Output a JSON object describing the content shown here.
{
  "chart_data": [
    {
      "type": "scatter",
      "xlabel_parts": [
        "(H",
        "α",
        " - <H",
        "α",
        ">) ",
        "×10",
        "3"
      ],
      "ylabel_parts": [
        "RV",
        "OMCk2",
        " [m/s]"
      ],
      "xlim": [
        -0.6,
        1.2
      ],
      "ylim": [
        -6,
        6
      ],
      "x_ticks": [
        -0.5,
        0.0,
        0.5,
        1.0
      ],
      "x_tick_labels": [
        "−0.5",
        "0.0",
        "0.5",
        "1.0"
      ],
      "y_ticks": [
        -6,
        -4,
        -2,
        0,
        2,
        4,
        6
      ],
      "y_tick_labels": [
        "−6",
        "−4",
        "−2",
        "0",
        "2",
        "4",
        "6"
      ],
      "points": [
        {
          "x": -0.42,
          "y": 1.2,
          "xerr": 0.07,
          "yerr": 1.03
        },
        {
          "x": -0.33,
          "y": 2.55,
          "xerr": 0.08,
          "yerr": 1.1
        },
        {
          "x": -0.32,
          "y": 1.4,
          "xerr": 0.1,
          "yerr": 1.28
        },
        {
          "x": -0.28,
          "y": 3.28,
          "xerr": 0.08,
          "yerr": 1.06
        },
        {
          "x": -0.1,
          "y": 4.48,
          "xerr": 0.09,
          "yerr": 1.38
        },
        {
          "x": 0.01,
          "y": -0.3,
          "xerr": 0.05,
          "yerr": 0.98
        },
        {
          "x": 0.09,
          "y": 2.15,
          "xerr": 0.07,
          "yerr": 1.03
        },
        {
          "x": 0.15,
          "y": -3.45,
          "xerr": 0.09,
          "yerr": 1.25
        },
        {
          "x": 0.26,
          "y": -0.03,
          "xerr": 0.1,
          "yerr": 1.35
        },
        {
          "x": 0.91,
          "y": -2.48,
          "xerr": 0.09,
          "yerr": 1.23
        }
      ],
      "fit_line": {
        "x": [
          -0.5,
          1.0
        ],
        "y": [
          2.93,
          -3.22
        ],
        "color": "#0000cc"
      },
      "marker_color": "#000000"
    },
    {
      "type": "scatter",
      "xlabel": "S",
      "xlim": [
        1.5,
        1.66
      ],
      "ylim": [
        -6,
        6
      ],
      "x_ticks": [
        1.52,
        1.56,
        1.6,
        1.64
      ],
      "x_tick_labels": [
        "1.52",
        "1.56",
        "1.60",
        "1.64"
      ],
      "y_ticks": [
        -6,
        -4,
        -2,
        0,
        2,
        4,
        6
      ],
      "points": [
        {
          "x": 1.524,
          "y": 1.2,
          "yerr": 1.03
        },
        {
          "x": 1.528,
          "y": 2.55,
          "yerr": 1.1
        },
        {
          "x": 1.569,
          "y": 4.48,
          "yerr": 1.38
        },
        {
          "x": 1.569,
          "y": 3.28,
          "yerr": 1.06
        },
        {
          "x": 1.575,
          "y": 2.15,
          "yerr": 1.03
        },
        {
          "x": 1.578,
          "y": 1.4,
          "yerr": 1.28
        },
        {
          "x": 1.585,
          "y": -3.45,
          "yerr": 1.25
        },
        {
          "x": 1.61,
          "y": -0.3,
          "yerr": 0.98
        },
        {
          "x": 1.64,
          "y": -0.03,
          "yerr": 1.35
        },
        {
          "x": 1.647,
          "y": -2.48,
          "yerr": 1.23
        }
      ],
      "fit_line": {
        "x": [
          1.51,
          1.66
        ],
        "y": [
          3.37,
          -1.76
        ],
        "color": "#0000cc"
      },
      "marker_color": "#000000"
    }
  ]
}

___

> Aim of the exercise: Give a word-for-word copy of the records.

> Complete answer:
Output a JSON object describing the content shown here.
{
  "chart_data": [
    {
      "type": "scatter",
      "xlabel_parts": [
        "(H",
        "α",
        " - <H",
        "α",
        ">) ",
        "×10",
        "3"
      ],
      "ylabel_parts": [
        "RV",
        "OMCk2",
        " [m/s]"
      ],
      "xlim": [
        -0.6,
        1.2
      ],
      "ylim": [
        -6,
        6
      ],
      "x_ticks": [
        -0.5,
        0.0,
        0.5,
        1.0
      ],
      "x_tick_labels": [
        "−0.5",
        "0.0",
        "0.5",
        "1.0"
      ],
      "y_ticks": [
        -6,
        -4,
        -2,
        0,
        2,
        4,
        6
      ],
      "y_tick_labels": [
        "−6",
        "−4",
        "−2",
        "0",
        "2",
        "4",
        "6"
      ],
      "points": [
        {
          "x": -0.42,
          "y": 1.2,
          "xerr": 0.07,
          "yerr": 1.03
        },
        {
          "x": -0.33,
          "y": 2.55,
          "xerr": 0.08,
          "yerr": 1.1
        },
        {
          "x": -0.32,
          "y": 1.4,
          "xerr": 0.1,
          "yerr": 1.28
        },
        {
          "x": -0.28,
          "y": 3.28,
          "xerr": 0.08,
          "yerr": 1.06
        },
        {
          "x": -0.1,
          "y": 4.48,
          "xerr": 0.09,
          "yerr": 1.38
        },
        {
          "x": 0.01,
          "y": -0.3,
          "xerr": 0.05,
          "yerr": 0.98
        },
        {
          "x": 0.09,
          "y": 2.15,
          "xerr": 0.07,
          "yerr": 1.03
        },
        {
          "x": 0.15,
          "y": -3.45,
          "xerr": 0.09,
          "yerr": 1.25
        },
        {
          "x": 0.26,
          "y": -0.03,
          "xerr": 0.1,
          "yerr": 1.35
        },
        {
          "x": 0.91,
          "y": -2.48,
          "xerr": 0.09,
          "yerr": 1.23
        }
      ],
      "fit_line": {
        "x": [
          -0.5,
          1.0
        ],
        "y": [
          2.93,
          -3.22
        ],
        "color": "#0000cc"
      },
      "marker_color": "#000000"
    },
    {
      "type": "scatter",
      "xlabel": "S",
      "xlim": [
        1.5,
        1.66
      ],
      "ylim": [
        -6,
        6
      ],
      "x_ticks": [
        1.52,
        1.56,
        1.6,
        1.64
      ],
      "x_tick_labels": [
        "1.52",
        "1.56",
        "1.60",
        "1.64"
      ],
      "y_ticks": [
        -6,
        -4,
        -2,
        0,
        2,
        4,
        6
      ],
      "points": [
        {
          "x": 1.524,
          "y": 1.2,
          "yerr": 1.03
        },
        {
          "x": 1.528,
          "y": 2.55,
          "yerr": 1.1
        },
        {
          "x": 1.569,
          "y": 4.48,
          "yerr": 1.38
        },
        {
          "x": 1.569,
          "y": 3.28,
          "yerr": 1.06
        },
        {
          "x": 1.575,
          "y": 2.15,
          "yerr": 1.03
        },
        {
          "x": 1.578,
          "y": 1.4,
          "yerr": 1.28
        },
        {
          "x": 1.585,
          "y": -3.45,
          "yerr": 1.25
        },
        {
          "x": 1.61,
          "y": -0.3,
          "yerr": 0.98
        },
        {
          "x": 1.64,
          "y": -0.03,
          "yerr": 1.35
        },
        {
          "x": 1.647,
          "y": -2.48,
          "yerr": 1.23
        }
      ],
      "fit_line": {
        "x": [
          1.51,
          1.66
        ],
        "y": [
          3.37,
          -1.76
        ],
        "color": "#0000cc"
      },
      "marker_color": "#000000"
    }
  ]
}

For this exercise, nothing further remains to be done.